What the task requires → Read the listing and extract each line that includes the word "clearances".

# START OF Input for this task

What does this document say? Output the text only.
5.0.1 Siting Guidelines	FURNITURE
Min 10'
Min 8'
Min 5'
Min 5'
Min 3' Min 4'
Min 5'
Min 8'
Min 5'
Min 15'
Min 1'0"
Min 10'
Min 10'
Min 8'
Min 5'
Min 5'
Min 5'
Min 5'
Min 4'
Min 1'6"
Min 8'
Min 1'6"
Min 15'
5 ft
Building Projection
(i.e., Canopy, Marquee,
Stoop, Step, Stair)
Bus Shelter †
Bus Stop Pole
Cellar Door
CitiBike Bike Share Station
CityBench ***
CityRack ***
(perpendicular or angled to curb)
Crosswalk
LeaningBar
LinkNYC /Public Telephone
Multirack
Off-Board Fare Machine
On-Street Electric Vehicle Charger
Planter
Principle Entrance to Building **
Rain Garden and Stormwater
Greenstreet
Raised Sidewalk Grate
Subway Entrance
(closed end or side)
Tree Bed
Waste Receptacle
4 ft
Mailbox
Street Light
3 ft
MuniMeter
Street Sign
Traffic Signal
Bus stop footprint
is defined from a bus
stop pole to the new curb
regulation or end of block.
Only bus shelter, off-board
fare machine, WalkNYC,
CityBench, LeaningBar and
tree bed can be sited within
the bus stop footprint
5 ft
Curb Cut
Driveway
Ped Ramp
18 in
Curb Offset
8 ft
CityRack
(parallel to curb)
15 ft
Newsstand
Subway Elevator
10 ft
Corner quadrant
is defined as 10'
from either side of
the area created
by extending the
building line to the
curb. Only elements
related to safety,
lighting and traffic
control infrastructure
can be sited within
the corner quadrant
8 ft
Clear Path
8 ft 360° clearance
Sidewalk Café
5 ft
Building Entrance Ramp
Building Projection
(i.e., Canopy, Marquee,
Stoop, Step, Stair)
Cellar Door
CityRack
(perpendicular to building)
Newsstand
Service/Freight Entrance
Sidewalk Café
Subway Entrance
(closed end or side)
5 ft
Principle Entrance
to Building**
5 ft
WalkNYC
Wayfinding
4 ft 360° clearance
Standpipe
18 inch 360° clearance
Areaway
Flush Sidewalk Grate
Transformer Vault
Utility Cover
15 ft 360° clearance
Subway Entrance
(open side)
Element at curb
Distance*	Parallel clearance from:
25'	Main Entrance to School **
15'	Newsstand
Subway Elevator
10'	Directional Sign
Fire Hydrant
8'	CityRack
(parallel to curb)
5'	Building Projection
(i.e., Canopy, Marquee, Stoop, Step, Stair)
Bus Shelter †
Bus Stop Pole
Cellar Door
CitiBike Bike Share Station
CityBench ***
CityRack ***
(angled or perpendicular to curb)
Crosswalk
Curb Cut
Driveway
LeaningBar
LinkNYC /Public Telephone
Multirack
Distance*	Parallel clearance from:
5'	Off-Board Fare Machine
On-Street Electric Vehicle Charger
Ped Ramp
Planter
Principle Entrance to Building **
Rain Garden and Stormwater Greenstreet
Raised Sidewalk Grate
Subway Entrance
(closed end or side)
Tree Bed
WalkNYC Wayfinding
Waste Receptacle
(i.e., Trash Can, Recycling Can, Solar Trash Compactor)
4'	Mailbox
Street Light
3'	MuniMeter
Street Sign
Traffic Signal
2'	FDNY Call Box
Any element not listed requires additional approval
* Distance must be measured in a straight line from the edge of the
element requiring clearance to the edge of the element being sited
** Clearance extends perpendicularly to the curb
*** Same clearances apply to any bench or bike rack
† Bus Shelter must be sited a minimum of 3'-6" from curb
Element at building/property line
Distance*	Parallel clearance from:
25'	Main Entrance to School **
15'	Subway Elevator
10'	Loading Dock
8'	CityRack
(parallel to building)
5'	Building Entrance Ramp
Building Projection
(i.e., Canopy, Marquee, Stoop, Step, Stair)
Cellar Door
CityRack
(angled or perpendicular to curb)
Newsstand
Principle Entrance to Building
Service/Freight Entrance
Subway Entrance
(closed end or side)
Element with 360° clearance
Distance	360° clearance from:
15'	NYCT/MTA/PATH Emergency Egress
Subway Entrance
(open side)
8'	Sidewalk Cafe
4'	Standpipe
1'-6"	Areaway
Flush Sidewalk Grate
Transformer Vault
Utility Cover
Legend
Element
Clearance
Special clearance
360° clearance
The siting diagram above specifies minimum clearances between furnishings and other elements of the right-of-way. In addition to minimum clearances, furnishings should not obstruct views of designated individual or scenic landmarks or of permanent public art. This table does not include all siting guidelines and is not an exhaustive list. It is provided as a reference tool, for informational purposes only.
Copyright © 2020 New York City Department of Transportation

# END OF Input for this task

Expected answer →
*** Same clearances apply to any bench or bike rack
The siting diagram above specifies minimum clearances between furnishings and other elements of the right-of-way. In addition to minimum clearances, furnishings should not obstruct views of designated individual or scenic landmarks or of permanent public art. This table does not include all siting guidelines and is not an exhaustive list. It is provided as a reference tool, for informational purposes only.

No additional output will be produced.